Given records ::
******************************
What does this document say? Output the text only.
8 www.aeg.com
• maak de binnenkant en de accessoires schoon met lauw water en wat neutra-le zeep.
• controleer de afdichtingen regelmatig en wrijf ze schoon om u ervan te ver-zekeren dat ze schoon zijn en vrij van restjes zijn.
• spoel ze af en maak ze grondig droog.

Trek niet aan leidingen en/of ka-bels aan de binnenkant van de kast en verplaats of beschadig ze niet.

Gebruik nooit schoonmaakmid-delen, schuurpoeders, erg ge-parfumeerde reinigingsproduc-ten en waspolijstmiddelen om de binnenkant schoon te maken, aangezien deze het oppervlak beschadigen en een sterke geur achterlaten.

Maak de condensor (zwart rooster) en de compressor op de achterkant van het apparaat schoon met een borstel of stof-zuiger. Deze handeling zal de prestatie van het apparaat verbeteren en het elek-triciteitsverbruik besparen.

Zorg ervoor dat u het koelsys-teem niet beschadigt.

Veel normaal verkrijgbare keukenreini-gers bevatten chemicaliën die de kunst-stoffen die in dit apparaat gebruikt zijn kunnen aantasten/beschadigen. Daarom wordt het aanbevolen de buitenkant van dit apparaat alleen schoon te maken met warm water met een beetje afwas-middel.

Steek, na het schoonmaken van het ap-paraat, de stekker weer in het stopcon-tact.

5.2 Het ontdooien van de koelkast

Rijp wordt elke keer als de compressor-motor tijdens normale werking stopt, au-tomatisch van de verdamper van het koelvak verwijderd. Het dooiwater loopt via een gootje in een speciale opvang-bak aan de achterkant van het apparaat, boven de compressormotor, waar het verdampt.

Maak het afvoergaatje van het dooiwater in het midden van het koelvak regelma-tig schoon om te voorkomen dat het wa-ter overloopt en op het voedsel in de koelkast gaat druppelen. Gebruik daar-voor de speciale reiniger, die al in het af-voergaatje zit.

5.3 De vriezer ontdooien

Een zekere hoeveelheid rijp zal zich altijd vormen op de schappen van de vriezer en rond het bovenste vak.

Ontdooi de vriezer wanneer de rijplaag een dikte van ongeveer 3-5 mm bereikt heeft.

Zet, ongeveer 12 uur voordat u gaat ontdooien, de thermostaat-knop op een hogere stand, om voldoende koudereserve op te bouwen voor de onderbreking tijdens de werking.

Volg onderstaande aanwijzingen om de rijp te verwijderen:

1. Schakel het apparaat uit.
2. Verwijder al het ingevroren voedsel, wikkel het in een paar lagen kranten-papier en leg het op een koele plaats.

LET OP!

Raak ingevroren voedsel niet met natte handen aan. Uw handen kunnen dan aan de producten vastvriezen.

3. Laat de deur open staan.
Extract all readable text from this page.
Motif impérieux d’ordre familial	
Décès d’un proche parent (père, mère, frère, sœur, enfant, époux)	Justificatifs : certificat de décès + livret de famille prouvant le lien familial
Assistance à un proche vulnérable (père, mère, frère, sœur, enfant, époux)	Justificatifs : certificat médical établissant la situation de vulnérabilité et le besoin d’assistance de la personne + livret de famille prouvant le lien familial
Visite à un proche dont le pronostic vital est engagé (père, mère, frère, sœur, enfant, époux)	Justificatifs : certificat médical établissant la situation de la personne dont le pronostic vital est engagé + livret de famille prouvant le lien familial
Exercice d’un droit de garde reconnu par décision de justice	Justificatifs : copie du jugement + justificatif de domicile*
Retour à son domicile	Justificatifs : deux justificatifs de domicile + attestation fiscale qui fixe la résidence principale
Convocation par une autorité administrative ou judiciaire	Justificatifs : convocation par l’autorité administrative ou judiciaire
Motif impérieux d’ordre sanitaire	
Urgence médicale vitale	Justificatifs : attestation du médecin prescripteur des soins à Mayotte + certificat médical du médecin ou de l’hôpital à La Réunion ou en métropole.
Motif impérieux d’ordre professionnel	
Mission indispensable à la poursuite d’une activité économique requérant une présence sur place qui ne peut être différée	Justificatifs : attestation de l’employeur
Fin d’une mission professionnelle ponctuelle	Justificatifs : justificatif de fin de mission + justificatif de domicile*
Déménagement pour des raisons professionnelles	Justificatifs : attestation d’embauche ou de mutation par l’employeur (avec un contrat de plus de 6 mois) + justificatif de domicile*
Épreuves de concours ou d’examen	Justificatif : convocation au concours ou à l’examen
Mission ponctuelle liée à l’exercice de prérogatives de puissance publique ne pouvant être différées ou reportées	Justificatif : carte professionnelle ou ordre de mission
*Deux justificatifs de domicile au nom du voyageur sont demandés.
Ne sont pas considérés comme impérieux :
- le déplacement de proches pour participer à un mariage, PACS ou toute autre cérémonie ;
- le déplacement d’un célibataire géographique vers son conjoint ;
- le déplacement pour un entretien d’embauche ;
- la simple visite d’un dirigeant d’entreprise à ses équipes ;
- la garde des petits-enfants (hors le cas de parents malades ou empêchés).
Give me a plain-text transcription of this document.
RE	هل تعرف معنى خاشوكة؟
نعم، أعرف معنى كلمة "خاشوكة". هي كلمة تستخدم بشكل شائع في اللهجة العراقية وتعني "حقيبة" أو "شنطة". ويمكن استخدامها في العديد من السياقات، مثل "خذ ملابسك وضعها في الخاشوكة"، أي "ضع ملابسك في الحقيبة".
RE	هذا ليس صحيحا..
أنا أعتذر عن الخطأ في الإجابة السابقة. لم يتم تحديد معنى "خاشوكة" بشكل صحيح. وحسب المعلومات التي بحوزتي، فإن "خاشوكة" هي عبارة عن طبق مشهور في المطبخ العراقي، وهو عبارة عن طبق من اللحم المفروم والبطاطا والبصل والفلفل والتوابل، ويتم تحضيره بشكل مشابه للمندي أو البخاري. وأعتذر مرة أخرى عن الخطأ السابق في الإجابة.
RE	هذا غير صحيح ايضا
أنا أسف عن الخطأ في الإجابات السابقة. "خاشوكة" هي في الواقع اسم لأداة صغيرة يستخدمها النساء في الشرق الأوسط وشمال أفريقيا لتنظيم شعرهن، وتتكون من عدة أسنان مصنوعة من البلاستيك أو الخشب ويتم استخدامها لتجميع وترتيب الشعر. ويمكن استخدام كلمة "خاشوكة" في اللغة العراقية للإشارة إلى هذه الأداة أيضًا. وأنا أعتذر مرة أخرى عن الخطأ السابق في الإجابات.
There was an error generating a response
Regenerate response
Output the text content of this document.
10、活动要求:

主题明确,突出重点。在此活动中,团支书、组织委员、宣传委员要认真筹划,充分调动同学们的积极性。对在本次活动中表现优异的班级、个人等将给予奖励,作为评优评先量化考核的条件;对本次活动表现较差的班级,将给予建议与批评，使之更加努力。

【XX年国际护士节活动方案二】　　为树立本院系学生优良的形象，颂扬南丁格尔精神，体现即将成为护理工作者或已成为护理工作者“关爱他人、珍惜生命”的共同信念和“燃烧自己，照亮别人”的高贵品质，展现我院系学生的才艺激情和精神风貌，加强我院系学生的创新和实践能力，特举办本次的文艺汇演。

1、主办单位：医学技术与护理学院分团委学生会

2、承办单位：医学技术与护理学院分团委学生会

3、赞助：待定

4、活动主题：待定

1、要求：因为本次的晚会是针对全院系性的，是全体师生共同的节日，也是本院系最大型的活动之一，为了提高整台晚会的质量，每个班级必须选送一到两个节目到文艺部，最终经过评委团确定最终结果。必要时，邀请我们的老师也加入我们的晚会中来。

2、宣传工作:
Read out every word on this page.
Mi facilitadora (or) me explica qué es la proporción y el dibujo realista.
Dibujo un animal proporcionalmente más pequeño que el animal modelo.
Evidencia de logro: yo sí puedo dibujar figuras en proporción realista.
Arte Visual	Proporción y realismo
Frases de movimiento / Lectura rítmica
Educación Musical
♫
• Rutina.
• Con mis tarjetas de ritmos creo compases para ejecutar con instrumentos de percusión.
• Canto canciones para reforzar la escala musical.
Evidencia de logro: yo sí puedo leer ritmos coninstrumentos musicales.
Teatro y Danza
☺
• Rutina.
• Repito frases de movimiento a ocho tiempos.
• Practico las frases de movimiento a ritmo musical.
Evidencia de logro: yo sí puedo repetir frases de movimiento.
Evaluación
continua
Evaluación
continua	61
******************************
Short exercise :: Gather each line that holds "text".

Correct answer ::
What does this document say? Output the text only.
Extract all readable text from this page.
Give me a plain-text transcription of this document.
Output the text content of this document.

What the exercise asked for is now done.